╭──
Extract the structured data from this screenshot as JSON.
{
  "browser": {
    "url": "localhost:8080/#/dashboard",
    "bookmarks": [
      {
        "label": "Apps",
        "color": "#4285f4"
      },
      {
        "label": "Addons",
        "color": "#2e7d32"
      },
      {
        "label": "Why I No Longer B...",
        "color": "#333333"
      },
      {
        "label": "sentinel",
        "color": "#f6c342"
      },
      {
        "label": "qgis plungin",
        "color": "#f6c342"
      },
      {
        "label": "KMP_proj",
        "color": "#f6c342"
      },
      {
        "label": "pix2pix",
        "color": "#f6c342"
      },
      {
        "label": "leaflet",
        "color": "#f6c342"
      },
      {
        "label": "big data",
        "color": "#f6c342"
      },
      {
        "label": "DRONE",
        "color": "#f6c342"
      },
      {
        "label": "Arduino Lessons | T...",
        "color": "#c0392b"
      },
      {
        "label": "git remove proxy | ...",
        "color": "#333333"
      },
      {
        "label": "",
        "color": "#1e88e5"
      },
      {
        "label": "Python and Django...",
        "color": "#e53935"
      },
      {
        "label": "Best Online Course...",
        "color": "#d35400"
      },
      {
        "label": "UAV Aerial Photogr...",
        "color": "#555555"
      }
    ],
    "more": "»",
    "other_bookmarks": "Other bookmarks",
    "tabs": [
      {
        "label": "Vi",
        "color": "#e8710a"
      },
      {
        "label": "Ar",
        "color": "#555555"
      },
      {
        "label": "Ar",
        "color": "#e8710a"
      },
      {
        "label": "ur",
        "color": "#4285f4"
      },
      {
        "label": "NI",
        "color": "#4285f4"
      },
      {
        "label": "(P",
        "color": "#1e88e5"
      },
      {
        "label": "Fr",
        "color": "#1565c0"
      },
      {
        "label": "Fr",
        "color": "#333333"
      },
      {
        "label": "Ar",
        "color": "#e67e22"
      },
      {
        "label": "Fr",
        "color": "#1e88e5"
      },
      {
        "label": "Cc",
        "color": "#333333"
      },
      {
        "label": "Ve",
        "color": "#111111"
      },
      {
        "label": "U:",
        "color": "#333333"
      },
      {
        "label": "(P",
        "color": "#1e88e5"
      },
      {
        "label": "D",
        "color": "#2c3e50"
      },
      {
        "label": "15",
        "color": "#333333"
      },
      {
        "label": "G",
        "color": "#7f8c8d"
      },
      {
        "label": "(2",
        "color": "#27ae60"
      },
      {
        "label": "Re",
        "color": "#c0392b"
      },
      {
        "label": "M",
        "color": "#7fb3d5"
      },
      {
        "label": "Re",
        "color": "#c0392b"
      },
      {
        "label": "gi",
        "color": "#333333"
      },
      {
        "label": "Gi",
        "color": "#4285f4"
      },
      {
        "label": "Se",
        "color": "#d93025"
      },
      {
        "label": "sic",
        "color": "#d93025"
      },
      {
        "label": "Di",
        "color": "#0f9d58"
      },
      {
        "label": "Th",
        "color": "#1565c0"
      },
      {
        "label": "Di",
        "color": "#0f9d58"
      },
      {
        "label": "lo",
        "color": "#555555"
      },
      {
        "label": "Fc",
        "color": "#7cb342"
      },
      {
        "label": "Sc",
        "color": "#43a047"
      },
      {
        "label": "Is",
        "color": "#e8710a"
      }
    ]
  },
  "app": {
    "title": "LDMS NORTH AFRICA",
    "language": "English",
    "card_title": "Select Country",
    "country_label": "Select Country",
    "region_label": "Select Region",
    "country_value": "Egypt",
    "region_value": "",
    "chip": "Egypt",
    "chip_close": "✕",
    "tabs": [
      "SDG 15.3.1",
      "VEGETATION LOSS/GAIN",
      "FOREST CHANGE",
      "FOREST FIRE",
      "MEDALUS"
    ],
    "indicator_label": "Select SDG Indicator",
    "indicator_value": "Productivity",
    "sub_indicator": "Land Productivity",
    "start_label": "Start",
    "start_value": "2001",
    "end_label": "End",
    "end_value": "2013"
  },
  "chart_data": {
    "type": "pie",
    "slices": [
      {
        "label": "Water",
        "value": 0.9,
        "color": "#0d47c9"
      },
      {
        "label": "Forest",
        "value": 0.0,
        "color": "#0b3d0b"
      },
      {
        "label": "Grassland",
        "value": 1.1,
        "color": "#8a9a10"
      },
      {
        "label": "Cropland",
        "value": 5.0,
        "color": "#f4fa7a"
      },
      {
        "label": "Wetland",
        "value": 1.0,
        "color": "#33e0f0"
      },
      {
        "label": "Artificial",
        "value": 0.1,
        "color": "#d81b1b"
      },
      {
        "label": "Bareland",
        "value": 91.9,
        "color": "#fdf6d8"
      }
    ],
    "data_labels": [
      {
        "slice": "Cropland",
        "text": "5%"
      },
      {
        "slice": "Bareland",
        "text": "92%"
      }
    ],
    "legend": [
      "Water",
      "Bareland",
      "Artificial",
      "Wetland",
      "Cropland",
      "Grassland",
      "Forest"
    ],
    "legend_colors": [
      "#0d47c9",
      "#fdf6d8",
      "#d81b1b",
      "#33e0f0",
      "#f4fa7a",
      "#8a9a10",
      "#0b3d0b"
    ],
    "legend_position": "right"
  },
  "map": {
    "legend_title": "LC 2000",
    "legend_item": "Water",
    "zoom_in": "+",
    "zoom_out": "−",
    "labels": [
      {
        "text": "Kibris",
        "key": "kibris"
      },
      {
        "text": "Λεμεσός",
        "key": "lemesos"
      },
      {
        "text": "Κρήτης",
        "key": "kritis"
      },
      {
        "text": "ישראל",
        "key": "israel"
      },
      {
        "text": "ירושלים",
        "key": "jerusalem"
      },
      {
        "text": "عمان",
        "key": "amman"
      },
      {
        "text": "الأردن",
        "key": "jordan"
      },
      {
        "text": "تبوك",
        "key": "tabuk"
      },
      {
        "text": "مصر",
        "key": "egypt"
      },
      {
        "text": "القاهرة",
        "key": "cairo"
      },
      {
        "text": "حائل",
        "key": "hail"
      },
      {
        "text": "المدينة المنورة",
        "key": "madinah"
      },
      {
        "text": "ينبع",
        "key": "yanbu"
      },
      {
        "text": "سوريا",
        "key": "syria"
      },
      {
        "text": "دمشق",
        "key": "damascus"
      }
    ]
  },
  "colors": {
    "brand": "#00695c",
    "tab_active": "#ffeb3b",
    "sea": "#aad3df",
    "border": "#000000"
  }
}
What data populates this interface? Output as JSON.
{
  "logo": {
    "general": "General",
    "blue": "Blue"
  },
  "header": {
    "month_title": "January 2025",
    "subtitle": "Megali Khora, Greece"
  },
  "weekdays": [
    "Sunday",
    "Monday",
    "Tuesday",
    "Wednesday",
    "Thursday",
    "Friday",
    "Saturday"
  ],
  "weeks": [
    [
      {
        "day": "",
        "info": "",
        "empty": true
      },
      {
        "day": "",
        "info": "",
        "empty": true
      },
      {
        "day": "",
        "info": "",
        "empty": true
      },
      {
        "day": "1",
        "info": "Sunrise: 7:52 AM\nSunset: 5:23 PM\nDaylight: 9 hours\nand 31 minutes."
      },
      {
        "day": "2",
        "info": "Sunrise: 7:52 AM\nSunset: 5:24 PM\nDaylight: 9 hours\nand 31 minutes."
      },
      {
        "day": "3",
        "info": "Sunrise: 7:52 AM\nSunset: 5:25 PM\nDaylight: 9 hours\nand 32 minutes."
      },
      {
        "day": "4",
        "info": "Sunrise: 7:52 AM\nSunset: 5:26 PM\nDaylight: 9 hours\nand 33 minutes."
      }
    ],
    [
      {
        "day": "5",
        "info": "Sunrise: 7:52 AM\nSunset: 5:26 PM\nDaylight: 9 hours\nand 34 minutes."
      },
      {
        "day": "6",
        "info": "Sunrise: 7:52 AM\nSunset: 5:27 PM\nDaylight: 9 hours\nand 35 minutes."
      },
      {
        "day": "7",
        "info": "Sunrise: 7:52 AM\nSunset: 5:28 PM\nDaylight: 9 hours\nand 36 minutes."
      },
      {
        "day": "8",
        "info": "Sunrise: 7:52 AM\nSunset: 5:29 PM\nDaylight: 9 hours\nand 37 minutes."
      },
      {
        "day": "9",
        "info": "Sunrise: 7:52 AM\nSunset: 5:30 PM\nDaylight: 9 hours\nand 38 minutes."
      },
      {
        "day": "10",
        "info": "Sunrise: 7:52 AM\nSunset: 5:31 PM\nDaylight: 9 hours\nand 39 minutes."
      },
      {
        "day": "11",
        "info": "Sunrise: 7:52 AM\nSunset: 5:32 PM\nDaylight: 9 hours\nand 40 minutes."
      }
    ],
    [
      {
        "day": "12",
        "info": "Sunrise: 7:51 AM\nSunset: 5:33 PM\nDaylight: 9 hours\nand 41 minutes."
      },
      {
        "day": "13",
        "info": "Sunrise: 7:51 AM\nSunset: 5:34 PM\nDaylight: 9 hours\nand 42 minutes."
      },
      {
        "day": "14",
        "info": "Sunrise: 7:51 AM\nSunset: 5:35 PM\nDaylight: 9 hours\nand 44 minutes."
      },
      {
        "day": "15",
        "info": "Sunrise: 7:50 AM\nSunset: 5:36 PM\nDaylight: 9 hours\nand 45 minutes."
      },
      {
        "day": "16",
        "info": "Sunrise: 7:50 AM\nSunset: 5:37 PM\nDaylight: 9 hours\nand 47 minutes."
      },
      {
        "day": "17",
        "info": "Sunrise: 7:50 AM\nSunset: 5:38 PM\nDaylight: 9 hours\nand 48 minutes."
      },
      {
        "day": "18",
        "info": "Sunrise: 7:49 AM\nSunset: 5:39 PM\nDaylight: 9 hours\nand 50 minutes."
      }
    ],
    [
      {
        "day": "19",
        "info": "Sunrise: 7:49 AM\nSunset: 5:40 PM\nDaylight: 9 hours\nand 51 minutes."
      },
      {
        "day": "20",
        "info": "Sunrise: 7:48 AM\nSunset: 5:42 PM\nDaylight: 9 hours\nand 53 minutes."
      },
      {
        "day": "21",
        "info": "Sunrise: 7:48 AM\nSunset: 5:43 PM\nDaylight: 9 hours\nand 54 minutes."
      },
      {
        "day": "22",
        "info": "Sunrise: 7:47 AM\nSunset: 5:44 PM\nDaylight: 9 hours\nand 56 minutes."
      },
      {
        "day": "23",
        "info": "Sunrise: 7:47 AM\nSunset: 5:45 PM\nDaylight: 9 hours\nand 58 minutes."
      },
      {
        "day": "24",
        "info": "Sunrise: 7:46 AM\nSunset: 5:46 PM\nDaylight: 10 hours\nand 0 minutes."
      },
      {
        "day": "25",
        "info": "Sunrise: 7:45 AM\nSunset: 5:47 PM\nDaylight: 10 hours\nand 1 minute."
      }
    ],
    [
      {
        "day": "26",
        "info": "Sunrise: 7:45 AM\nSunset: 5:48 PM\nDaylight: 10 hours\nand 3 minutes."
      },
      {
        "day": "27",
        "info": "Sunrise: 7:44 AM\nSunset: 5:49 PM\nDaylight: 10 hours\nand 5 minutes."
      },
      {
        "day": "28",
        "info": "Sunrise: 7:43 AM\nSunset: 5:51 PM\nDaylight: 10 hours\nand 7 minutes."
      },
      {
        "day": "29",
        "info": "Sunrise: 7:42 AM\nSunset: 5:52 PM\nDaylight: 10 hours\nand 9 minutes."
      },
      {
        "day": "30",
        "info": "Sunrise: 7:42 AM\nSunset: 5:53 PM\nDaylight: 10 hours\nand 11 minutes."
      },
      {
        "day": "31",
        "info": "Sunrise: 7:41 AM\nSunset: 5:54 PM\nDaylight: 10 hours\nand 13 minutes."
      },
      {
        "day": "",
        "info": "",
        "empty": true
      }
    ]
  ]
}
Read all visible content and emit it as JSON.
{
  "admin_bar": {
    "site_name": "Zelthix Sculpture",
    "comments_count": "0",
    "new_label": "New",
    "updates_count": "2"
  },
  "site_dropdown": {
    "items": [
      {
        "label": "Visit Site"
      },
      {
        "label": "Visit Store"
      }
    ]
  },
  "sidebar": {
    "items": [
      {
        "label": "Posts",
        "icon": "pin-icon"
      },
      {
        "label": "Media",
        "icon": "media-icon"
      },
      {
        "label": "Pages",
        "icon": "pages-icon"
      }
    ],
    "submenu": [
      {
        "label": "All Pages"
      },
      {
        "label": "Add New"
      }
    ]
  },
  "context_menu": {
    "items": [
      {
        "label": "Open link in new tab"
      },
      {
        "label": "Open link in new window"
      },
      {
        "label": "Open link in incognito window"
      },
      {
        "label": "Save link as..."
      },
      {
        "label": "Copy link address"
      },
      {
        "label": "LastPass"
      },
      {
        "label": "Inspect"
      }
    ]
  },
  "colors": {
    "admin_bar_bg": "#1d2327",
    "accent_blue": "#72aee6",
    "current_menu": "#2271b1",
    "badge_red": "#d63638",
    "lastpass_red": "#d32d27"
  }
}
╰──
_Written task_
Pull out every line above that holds the word "Water".

_Answer to this problem_
        "label": "Water",
      "Water",
    "legend_item": "Water",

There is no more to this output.